Requirements |
You are to retype all of the data exactly as it appears.

——————

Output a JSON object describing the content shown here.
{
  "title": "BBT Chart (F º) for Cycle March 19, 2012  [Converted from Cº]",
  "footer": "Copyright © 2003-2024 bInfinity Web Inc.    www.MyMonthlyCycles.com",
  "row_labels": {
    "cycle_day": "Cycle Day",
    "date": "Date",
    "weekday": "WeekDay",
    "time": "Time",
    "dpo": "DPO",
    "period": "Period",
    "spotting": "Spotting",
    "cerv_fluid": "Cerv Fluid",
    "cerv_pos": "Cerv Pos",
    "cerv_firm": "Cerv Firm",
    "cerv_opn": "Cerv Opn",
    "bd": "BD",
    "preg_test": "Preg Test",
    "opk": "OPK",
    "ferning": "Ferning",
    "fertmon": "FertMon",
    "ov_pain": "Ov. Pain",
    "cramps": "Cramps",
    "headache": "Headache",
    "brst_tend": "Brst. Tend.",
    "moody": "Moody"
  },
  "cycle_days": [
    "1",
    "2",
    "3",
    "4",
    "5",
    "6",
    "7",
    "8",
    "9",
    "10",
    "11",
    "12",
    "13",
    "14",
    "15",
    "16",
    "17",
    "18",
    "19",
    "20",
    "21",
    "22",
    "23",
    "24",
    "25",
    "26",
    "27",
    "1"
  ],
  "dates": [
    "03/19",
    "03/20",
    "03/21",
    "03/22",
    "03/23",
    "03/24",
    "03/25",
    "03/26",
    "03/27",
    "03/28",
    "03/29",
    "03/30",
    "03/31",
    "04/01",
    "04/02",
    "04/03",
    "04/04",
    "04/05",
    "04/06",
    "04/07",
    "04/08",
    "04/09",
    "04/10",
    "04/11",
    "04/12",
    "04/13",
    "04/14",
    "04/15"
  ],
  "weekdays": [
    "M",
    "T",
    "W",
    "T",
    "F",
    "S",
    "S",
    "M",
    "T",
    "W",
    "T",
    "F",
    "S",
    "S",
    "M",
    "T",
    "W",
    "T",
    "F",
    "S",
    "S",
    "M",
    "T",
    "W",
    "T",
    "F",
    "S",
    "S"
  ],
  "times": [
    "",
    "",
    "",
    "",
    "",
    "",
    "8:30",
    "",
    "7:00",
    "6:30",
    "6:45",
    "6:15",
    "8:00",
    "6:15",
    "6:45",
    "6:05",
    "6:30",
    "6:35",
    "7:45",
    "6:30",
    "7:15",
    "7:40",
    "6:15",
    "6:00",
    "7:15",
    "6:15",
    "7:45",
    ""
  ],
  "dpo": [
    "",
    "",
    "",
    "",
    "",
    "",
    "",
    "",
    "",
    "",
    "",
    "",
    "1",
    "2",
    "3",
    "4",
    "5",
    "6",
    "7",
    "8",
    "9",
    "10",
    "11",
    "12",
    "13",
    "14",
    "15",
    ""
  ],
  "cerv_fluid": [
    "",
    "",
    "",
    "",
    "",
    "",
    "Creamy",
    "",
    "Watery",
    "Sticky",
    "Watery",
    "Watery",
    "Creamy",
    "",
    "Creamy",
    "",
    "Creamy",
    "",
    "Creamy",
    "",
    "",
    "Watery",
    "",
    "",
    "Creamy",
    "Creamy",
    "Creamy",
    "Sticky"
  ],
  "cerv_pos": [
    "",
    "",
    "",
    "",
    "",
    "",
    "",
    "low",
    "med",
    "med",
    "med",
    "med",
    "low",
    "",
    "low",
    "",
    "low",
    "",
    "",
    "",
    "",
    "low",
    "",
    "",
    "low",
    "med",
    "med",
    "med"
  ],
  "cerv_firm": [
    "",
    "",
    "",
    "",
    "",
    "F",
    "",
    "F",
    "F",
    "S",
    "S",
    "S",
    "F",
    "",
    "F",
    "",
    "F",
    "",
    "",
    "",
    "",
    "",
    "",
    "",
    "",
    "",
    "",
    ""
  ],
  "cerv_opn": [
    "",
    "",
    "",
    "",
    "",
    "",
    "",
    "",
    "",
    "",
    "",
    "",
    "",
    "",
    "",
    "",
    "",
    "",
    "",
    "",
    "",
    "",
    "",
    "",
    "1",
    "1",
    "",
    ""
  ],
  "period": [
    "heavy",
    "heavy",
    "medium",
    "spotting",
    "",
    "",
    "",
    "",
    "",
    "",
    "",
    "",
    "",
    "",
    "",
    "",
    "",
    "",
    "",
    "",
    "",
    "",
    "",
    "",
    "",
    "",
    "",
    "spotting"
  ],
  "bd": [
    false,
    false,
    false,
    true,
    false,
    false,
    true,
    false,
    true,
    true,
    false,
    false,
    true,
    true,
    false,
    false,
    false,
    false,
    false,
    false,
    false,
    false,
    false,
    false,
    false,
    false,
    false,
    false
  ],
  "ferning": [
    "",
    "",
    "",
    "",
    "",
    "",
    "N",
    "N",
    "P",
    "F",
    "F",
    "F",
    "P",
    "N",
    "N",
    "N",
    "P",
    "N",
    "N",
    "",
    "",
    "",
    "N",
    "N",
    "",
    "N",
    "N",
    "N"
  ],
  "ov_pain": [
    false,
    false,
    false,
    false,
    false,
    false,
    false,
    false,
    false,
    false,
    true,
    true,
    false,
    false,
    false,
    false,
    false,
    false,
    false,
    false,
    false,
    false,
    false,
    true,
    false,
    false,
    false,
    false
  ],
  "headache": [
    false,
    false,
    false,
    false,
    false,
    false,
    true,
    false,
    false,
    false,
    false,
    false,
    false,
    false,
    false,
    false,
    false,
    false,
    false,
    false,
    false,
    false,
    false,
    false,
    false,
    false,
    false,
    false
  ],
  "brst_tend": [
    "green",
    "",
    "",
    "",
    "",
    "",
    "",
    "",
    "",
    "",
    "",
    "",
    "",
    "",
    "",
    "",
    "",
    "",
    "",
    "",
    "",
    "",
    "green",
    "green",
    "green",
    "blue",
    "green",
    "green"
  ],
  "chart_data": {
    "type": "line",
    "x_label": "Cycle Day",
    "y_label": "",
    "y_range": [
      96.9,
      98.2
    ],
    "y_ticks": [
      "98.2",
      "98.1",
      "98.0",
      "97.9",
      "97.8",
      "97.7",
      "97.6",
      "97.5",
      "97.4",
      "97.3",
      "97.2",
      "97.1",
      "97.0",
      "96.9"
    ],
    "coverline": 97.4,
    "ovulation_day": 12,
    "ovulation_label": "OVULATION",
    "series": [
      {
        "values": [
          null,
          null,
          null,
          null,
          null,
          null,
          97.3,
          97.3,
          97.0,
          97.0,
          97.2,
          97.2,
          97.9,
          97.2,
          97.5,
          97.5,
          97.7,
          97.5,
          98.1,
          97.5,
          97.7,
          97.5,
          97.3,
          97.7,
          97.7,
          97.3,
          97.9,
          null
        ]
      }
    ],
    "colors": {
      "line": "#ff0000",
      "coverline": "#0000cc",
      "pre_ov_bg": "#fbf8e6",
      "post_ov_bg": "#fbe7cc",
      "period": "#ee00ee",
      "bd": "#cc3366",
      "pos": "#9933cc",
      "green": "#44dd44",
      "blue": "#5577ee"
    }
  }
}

——————

Solution to the exercise |
Output a JSON object describing the content shown here.
{
  "title": "BBT Chart (F º) for Cycle March 19, 2012  [Converted from Cº]",
  "footer": "Copyright © 2003-2024 bInfinity Web Inc.    www.MyMonthlyCycles.com",
  "row_labels": {
    "cycle_day": "Cycle Day",
    "date": "Date",
    "weekday": "WeekDay",
    "time": "Time",
    "dpo": "DPO",
    "period": "Period",
    "spotting": "Spotting",
    "cerv_fluid": "Cerv Fluid",
    "cerv_pos": "Cerv Pos",
    "cerv_firm": "Cerv Firm",
    "cerv_opn": "Cerv Opn",
    "bd": "BD",
    "preg_test": "Preg Test",
    "opk": "OPK",
    "ferning": "Ferning",
    "fertmon": "FertMon",
    "ov_pain": "Ov. Pain",
    "cramps": "Cramps",
    "headache": "Headache",
    "brst_tend": "Brst. Tend.",
    "moody": "Moody"
  },
  "cycle_days": [
    "1",
    "2",
    "3",
    "4",
    "5",
    "6",
    "7",
    "8",
    "9",
    "10",
    "11",
    "12",
    "13",
    "14",
    "15",
    "16",
    "17",
    "18",
    "19",
    "20",
    "21",
    "22",
    "23",
    "24",
    "25",
    "26",
    "27",
    "1"
  ],
  "dates": [
    "03/19",
    "03/20",
    "03/21",
    "03/22",
    "03/23",
    "03/24",
    "03/25",
    "03/26",
    "03/27",
    "03/28",
    "03/29",
    "03/30",
    "03/31",
    "04/01",
    "04/02",
    "04/03",
    "04/04",
    "04/05",
    "04/06",
    "04/07",
    "04/08",
    "04/09",
    "04/10",
    "04/11",
    "04/12",
    "04/13",
    "04/14",
    "04/15"
  ],
  "weekdays": [
    "M",
    "T",
    "W",
    "T",
    "F",
    "S",
    "S",
    "M",
    "T",
    "W",
    "T",
    "F",
    "S",
    "S",
    "M",
    "T",
    "W",
    "T",
    "F",
    "S",
    "S",
    "M",
    "T",
    "W",
    "T",
    "F",
    "S",
    "S"
  ],
  "times": [
    "",
    "",
    "",
    "",
    "",
    "",
    "8:30",
    "",
    "7:00",
    "6:30",
    "6:45",
    "6:15",
    "8:00",
    "6:15",
    "6:45",
    "6:05",
    "6:30",
    "6:35",
    "7:45",
    "6:30",
    "7:15",
    "7:40",
    "6:15",
    "6:00",
    "7:15",
    "6:15",
    "7:45",
    ""
  ],
  "dpo": [
    "",
    "",
    "",
    "",
    "",
    "",
    "",
    "",
    "",
    "",
    "",
    "",
    "1",
    "2",
    "3",
    "4",
    "5",
    "6",
    "7",
    "8",
    "9",
    "10",
    "11",
    "12",
    "13",
    "14",
    "15",
    ""
  ],
  "cerv_fluid": [
    "",
    "",
    "",
    "",
    "",
    "",
    "Creamy",
    "",
    "Watery",
    "Sticky",
    "Watery",
    "Watery",
    "Creamy",
    "",
    "Creamy",
    "",
    "Creamy",
    "",
    "Creamy",
    "",
    "",
    "Watery",
    "",
    "",
    "Creamy",
    "Creamy",
    "Creamy",
    "Sticky"
  ],
  "cerv_pos": [
    "",
    "",
    "",
    "",
    "",
    "",
    "",
    "low",
    "med",
    "med",
    "med",
    "med",
    "low",
    "",
    "low",
    "",
    "low",
    "",
    "",
    "",
    "",
    "low",
    "",
    "",
    "low",
    "med",
    "med",
    "med"
  ],
  "cerv_firm": [
    "",
    "",
    "",
    "",
    "",
    "F",
    "",
    "F",
    "F",
    "S",
    "S",
    "S",
    "F",
    "",
    "F",
    "",
    "F",
    "",
    "",
    "",
    "",
    "",
    "",
    "",
    "",
    "",
    "",
    ""
  ],
  "cerv_opn": [
    "",
    "",
    "",
    "",
    "",
    "",
    "",
    "",
    "",
    "",
    "",
    "",
    "",
    "",
    "",
    "",
    "",
    "",
    "",
    "",
    "",
    "",
    "",
    "",
    "1",
    "1",
    "",
    ""
  ],
  "period": [
    "heavy",
    "heavy",
    "medium",
    "spotting",
    "",
    "",
    "",
    "",
    "",
    "",
    "",
    "",
    "",
    "",
    "",
    "",
    "",
    "",
    "",
    "",
    "",
    "",
    "",
    "",
    "",
    "",
    "",
    "spotting"
  ],
  "bd": [
    false,
    false,
    false,
    true,
    false,
    false,
    true,
    false,
    true,
    true,
    false,
    false,
    true,
    true,
    false,
    false,
    false,
    false,
    false,
    false,
    false,
    false,
    false,
    false,
    false,
    false,
    false,
    false
  ],
  "ferning": [
    "",
    "",
    "",
    "",
    "",
    "",
    "N",
    "N",
    "P",
    "F",
    "F",
    "F",
    "P",
    "N",
    "N",
    "N",
    "P",
    "N",
    "N",
    "",
    "",
    "",
    "N",
    "N",
    "",
    "N",
    "N",
    "N"
  ],
  "ov_pain": [
    false,
    false,
    false,
    false,
    false,
    false,
    false,
    false,
    false,
    false,
    true,
    true,
    false,
    false,
    false,
    false,
    false,
    false,
    false,
    false,
    false,
    false,
    false,
    true,
    false,
    false,
    false,
    false
  ],
  "headache": [
    false,
    false,
    false,
    false,
    false,
    false,
    true,
    false,
    false,
    false,
    false,
    false,
    false,
    false,
    false,
    false,
    false,
    false,
    false,
    false,
    false,
    false,
    false,
    false,
    false,
    false,
    false,
    false
  ],
  "brst_tend": [
    "green",
    "",
    "",
    "",
    "",
    "",
    "",
    "",
    "",
    "",
    "",
    "",
    "",
    "",
    "",
    "",
    "",
    "",
    "",
    "",
    "",
    "",
    "green",
    "green",
    "green",
    "blue",
    "green",
    "green"
  ],
  "chart_data": {
    "type": "line",
    "x_label": "Cycle Day",
    "y_label": "",
    "y_range": [
      96.9,
      98.2
    ],
    "y_ticks": [
      "98.2",
      "98.1",
      "98.0",
      "97.9",
      "97.8",
      "97.7",
      "97.6",
      "97.5",
      "97.4",
      "97.3",
      "97.2",
      "97.1",
      "97.0",
      "96.9"
    ],
    "coverline": 97.4,
    "ovulation_day": 12,
    "ovulation_label": "OVULATION",
    "series": [
      {
        "values": [
          null,
          null,
          null,
          null,
          null,
          null,
          97.3,
          97.3,
          97.0,
          97.0,
          97.2,
          97.2,
          97.9,
          97.2,
          97.5,
          97.5,
          97.7,
          97.5,
          98.1,
          97.5,
          97.7,
          97.5,
          97.3,
          97.7,
          97.7,
          97.3,
          97.9,
          null
        ]
      }
    ],
    "colors": {
      "line": "#ff0000",
      "coverline": "#0000cc",
      "pre_ov_bg": "#fbf8e6",
      "post_ov_bg": "#fbe7cc",
      "period": "#ee00ee",
      "bd": "#cc3366",
      "pos": "#9933cc",
      "green": "#44dd44",
      "blue": "#5577ee"
    }
  }
}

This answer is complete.